#### DATA TO EXAMINE ####

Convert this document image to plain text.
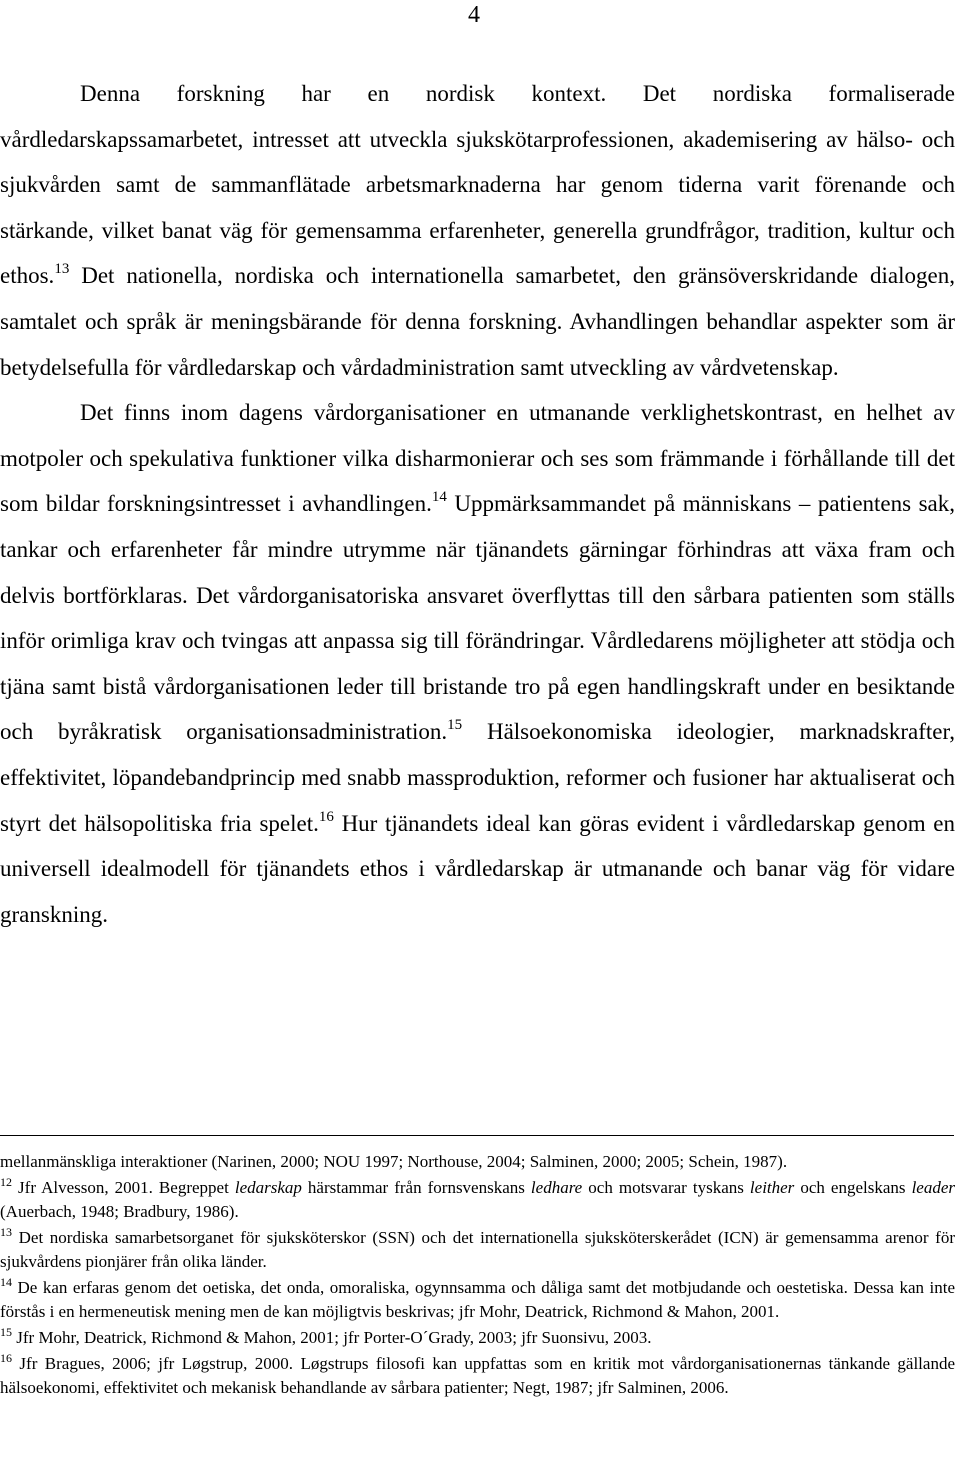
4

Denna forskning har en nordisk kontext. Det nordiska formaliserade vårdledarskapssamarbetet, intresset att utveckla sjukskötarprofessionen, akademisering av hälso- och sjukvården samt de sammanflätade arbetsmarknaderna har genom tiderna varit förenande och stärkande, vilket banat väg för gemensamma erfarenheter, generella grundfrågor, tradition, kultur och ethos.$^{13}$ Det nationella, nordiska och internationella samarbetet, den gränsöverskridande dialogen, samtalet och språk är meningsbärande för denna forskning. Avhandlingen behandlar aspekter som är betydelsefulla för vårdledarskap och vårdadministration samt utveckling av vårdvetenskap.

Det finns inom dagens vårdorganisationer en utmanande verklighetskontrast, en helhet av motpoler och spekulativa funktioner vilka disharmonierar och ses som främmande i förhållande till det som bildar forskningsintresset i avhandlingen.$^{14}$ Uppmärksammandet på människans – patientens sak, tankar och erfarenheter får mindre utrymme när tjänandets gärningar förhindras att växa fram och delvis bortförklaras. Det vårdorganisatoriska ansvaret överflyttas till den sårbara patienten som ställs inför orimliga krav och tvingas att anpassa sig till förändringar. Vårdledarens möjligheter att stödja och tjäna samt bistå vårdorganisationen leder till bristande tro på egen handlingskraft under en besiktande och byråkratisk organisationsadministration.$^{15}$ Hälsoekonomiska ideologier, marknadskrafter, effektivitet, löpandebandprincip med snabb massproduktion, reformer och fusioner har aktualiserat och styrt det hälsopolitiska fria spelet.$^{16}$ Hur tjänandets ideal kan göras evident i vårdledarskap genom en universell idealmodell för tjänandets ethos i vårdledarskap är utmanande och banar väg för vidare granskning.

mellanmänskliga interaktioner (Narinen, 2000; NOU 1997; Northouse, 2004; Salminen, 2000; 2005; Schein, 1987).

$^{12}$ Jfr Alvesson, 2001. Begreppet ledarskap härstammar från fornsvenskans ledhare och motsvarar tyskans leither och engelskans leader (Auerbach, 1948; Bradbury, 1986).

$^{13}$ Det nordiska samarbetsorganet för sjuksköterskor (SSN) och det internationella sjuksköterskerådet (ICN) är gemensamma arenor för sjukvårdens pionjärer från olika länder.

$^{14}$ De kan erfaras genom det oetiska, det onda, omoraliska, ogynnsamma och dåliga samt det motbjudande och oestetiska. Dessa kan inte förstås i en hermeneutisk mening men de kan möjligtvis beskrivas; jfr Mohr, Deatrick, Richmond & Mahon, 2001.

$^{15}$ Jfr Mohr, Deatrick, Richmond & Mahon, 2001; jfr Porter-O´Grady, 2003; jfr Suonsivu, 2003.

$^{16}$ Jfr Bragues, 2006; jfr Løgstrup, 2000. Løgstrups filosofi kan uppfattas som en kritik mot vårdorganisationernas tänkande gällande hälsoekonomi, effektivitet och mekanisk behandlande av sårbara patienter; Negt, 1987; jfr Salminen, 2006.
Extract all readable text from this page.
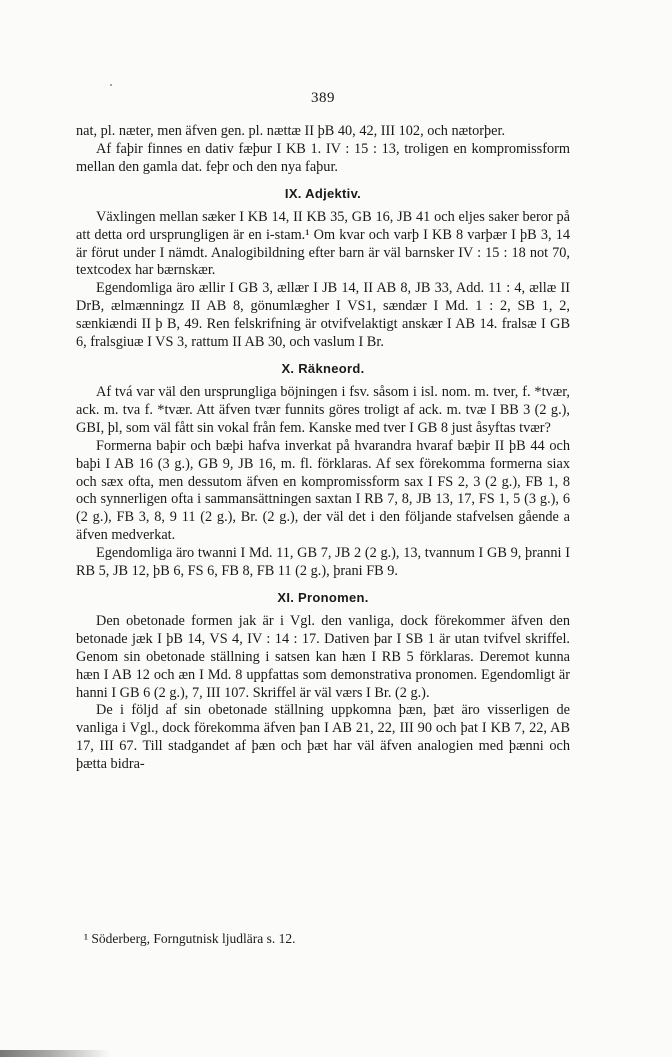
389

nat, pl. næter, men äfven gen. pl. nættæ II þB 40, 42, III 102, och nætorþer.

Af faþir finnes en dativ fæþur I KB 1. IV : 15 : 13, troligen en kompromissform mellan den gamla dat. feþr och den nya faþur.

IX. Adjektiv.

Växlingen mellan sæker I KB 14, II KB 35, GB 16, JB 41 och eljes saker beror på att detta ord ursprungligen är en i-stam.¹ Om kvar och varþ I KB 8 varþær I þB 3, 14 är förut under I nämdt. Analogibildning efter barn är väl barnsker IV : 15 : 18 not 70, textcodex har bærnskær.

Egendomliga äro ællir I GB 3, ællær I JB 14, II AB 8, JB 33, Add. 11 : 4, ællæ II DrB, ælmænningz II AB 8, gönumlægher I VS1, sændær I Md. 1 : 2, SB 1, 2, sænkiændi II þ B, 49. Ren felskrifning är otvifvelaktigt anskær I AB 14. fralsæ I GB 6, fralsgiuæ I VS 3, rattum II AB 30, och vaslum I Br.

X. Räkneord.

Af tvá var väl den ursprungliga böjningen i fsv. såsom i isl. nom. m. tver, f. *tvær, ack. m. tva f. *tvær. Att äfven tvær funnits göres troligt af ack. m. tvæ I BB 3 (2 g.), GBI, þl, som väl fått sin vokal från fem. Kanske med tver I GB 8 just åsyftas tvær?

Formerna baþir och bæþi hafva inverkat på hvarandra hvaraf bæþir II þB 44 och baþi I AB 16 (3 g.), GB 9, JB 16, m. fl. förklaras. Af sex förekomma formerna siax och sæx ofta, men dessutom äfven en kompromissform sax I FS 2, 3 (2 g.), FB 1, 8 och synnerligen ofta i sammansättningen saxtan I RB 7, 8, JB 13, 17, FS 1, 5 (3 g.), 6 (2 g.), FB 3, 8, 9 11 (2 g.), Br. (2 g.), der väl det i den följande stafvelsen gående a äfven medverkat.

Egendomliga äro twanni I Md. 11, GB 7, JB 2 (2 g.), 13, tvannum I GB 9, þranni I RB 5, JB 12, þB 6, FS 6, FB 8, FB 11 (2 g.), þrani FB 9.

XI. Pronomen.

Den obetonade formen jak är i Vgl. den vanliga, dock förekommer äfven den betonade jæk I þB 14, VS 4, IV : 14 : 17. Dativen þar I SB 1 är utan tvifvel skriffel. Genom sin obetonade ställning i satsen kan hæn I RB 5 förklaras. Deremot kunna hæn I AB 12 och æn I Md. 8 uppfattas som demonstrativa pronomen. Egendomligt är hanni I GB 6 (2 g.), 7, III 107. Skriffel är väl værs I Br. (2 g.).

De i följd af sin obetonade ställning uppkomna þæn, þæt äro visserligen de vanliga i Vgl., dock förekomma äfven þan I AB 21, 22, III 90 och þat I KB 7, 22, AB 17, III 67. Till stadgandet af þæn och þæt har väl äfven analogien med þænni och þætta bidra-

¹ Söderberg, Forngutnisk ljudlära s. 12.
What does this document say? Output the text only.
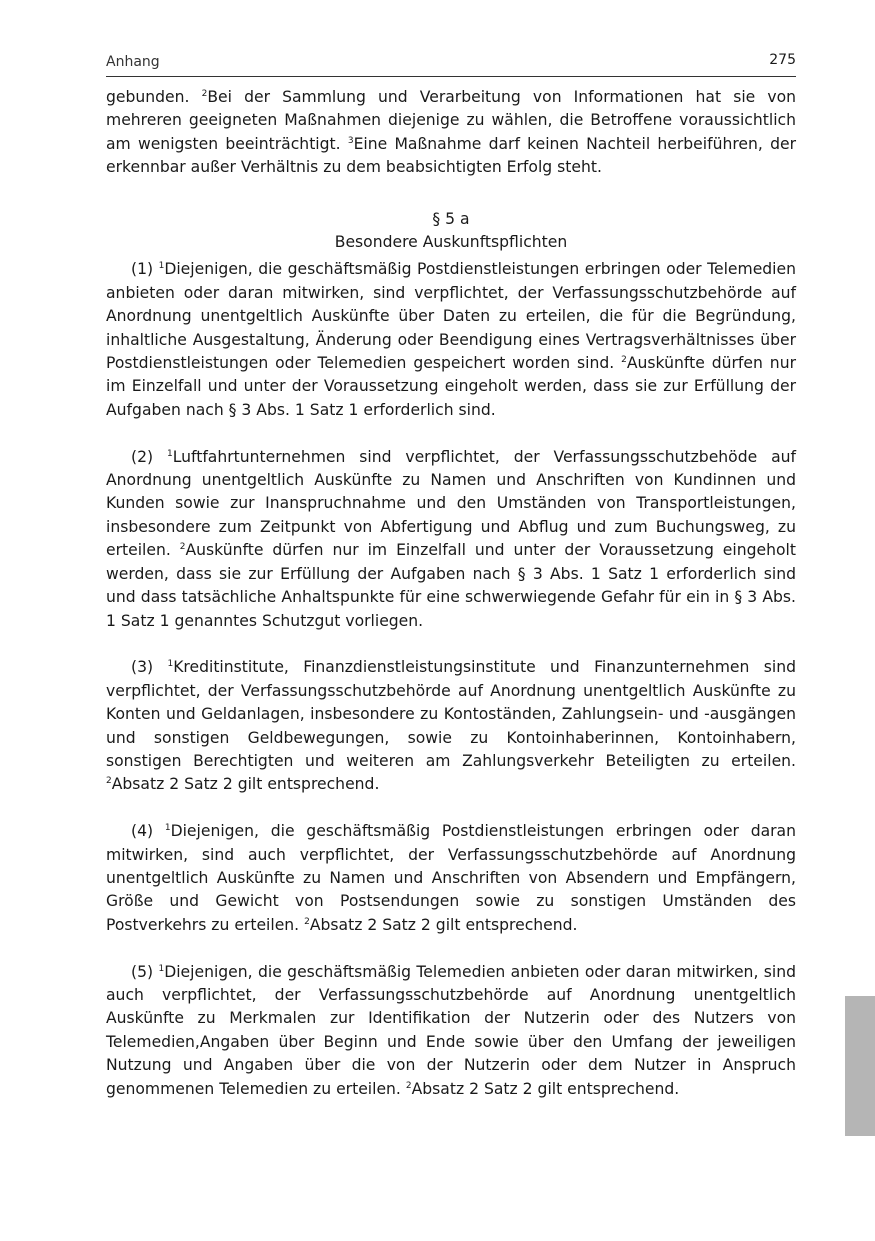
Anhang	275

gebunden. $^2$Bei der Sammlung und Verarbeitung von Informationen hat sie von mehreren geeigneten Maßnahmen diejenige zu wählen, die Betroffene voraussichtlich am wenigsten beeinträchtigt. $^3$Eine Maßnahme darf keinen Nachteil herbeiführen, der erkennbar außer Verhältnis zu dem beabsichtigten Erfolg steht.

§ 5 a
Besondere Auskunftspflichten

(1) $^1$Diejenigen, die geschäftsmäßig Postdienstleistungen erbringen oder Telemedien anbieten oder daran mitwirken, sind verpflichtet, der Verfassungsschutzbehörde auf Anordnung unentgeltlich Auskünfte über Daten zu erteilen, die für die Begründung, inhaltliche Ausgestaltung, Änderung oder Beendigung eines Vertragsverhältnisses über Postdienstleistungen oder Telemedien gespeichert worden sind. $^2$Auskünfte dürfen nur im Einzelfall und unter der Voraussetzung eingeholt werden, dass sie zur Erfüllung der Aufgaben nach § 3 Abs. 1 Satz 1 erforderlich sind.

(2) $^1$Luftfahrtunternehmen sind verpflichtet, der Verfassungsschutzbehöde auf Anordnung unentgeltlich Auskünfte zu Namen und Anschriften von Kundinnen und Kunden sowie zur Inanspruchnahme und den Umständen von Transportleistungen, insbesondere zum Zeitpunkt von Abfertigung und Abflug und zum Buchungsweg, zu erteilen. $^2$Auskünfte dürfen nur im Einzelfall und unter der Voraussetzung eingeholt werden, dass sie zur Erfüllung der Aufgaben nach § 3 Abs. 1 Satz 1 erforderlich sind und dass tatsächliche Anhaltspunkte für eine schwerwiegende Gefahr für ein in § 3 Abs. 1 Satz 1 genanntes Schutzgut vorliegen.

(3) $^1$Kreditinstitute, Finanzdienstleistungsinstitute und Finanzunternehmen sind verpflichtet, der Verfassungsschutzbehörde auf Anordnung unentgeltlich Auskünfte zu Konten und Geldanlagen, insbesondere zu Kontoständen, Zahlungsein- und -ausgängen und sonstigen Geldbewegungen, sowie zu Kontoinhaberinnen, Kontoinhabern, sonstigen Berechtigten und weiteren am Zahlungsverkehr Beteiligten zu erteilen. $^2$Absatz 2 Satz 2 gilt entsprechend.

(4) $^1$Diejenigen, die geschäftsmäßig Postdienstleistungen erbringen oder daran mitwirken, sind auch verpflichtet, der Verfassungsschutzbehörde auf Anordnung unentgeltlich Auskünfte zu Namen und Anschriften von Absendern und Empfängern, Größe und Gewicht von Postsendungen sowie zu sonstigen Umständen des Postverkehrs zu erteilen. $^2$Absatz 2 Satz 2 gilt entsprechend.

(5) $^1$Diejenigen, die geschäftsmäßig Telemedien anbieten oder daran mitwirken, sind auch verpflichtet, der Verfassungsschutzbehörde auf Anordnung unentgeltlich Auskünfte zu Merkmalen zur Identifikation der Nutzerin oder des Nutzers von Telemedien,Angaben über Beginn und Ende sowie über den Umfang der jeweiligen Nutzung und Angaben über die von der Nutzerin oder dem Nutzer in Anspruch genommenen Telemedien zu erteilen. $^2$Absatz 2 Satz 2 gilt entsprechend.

####

## ACTIVITY
Could you find every line in the records above that contains the word "document" and copy it?

## WRITTEN SOLUTION
Convert this document image to plain text.
What does this document say? Output the text only.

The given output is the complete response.